[REQUIREMENT]
List each line in the records that contains the string "rule". Upper and lower case must match.
===
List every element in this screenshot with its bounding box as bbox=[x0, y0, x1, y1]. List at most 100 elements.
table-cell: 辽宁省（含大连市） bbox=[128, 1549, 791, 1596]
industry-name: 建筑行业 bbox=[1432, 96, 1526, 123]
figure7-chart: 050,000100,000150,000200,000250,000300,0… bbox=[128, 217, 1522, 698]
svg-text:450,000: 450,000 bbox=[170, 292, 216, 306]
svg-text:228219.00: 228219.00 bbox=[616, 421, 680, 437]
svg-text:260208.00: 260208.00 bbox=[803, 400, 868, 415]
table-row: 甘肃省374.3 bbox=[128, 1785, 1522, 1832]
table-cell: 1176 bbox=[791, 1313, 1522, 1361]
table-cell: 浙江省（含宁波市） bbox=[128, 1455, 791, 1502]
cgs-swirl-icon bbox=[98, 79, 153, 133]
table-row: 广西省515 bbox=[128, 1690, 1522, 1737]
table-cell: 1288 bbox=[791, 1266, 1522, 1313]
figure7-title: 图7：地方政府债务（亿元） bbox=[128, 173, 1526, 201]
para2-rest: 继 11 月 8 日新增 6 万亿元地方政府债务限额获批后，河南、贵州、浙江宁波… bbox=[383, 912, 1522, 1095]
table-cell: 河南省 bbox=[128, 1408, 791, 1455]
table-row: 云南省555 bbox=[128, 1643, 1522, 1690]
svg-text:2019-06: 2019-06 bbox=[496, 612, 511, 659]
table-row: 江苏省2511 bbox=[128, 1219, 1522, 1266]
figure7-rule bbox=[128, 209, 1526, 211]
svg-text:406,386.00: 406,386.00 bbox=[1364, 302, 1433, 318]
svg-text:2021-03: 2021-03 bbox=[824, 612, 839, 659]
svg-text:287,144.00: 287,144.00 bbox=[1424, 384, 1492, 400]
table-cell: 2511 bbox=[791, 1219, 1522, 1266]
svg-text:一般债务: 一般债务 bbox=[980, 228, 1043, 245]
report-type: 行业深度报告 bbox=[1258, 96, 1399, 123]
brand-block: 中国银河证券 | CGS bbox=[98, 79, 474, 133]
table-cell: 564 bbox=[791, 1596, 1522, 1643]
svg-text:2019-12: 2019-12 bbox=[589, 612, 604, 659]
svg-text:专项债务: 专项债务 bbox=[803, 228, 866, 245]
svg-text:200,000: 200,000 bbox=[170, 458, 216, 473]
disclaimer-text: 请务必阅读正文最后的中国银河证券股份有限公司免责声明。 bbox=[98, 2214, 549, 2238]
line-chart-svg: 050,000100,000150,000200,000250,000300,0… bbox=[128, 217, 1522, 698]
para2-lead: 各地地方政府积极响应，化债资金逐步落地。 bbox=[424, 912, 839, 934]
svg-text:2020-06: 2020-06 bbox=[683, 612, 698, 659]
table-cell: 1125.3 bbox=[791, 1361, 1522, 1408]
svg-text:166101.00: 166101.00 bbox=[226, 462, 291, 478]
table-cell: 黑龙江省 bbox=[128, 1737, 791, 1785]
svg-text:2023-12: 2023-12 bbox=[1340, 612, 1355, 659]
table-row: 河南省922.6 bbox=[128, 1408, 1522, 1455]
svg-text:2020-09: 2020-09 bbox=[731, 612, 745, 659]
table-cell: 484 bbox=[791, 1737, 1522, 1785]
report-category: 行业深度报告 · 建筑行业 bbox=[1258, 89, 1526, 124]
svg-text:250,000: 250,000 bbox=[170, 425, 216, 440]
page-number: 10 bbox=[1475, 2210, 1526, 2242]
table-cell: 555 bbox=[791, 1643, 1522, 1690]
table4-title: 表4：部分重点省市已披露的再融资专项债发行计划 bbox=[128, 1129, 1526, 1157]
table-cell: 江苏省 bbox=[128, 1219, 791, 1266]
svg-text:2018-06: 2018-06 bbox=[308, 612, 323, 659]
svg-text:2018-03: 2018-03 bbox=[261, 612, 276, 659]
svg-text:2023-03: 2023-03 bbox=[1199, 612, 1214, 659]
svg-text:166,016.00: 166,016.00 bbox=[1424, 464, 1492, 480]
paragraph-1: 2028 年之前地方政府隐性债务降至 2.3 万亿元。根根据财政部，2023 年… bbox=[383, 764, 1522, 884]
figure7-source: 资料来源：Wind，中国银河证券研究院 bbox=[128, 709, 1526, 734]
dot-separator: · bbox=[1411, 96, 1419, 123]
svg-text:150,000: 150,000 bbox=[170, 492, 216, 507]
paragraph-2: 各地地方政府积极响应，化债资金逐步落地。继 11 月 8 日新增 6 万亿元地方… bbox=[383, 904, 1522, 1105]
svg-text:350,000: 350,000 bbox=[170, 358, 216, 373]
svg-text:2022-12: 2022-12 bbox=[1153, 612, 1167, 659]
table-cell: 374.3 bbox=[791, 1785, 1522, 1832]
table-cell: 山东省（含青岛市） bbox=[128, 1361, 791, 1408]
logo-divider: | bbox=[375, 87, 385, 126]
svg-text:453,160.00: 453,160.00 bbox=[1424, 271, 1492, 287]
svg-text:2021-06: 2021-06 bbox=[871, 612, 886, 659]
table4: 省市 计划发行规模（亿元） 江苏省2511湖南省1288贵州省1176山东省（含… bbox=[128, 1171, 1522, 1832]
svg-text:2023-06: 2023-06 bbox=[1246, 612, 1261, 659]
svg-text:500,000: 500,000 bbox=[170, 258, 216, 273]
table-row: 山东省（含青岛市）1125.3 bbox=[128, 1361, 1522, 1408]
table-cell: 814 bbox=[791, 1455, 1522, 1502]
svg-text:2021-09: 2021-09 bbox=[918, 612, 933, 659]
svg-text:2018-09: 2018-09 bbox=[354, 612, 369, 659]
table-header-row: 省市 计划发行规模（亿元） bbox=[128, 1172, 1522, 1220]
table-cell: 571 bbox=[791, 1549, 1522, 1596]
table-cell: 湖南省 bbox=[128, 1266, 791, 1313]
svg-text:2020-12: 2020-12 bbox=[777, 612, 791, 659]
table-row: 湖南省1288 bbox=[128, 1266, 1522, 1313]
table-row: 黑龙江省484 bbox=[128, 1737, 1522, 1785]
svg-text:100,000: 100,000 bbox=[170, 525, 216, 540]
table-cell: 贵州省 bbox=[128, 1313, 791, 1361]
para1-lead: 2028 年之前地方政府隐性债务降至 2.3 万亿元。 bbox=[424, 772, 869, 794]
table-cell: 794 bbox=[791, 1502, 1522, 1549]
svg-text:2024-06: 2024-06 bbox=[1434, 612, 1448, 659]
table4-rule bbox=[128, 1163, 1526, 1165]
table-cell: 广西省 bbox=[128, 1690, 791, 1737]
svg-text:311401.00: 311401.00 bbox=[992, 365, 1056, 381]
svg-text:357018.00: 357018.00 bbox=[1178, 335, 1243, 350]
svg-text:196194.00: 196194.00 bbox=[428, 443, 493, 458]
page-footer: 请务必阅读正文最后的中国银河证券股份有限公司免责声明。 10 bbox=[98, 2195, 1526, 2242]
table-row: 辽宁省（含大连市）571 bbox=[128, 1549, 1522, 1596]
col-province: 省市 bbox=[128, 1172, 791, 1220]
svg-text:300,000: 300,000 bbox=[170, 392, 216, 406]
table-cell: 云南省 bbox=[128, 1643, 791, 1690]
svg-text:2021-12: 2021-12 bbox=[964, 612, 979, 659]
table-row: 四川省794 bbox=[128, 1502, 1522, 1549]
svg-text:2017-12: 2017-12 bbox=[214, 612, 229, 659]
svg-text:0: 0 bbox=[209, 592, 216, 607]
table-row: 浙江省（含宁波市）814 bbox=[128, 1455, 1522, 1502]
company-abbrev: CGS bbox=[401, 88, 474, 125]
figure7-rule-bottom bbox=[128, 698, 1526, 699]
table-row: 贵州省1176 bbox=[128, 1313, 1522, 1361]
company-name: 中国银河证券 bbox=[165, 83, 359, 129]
===
[EXPECTED OUTPUT]
figure7-rule bbox=[128, 209, 1526, 211]
table4-rule bbox=[128, 1163, 1526, 1165]
figure7-rule-bottom bbox=[128, 698, 1526, 699]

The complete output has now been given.